EXERCISE AIM
Retype the whole listing below, character for character.

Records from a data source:
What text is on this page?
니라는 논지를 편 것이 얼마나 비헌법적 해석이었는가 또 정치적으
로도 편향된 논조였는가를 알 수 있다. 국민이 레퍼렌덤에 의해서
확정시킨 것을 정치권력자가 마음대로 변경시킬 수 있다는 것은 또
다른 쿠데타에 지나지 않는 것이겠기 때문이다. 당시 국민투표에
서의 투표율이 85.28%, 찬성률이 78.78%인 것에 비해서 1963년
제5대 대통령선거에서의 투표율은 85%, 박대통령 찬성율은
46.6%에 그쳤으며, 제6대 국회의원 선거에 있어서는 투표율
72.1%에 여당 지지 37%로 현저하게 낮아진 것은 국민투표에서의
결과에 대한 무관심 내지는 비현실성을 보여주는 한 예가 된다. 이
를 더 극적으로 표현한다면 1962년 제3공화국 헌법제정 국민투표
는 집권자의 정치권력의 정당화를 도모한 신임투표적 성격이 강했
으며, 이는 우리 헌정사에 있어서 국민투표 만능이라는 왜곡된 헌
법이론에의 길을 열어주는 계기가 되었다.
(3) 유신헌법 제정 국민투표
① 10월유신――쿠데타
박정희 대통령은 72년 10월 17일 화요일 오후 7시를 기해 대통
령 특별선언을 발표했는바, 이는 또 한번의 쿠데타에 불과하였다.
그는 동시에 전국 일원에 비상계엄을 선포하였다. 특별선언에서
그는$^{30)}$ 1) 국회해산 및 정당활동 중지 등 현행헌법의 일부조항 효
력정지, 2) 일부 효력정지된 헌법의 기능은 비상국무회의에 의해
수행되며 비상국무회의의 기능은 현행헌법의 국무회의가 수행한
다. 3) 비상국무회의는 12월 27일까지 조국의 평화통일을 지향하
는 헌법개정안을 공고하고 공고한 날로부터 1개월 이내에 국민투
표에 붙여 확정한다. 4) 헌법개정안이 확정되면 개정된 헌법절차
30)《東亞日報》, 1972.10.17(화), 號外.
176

TASK RESULT
What text is on this page?
니라는 논지를 편 것이 얼마나 비헌법적 해석이었는가 또 정치적으
로도 편향된 논조였는가를 알 수 있다. 국민이 레퍼렌덤에 의해서
확정시킨 것을 정치권력자가 마음대로 변경시킬 수 있다는 것은 또
다른 쿠데타에 지나지 않는 것이겠기 때문이다. 당시 국민투표에
서의 투표율이 85.28%, 찬성률이 78.78%인 것에 비해서 1963년
제5대 대통령선거에서의 투표율은 85%, 박대통령 찬성율은
46.6%에 그쳤으며, 제6대 국회의원 선거에 있어서는 투표율
72.1%에 여당 지지 37%로 현저하게 낮아진 것은 국민투표에서의
결과에 대한 무관심 내지는 비현실성을 보여주는 한 예가 된다. 이
를 더 극적으로 표현한다면 1962년 제3공화국 헌법제정 국민투표
는 집권자의 정치권력의 정당화를 도모한 신임투표적 성격이 강했
으며, 이는 우리 헌정사에 있어서 국민투표 만능이라는 왜곡된 헌
법이론에의 길을 열어주는 계기가 되었다.
(3) 유신헌법 제정 국민투표
① 10월유신――쿠데타
박정희 대통령은 72년 10월 17일 화요일 오후 7시를 기해 대통
령 특별선언을 발표했는바, 이는 또 한번의 쿠데타에 불과하였다.
그는 동시에 전국 일원에 비상계엄을 선포하였다. 특별선언에서
그는$^{30)}$ 1) 국회해산 및 정당활동 중지 등 현행헌법의 일부조항 효
력정지, 2) 일부 효력정지된 헌법의 기능은 비상국무회의에 의해
수행되며 비상국무회의의 기능은 현행헌법의 국무회의가 수행한
다. 3) 비상국무회의는 12월 27일까지 조국의 평화통일을 지향하
는 헌법개정안을 공고하고 공고한 날로부터 1개월 이내에 국민투
표에 붙여 확정한다. 4) 헌법개정안이 확정되면 개정된 헌법절차
30)《東亞日報》, 1972.10.17(화), 號外.
176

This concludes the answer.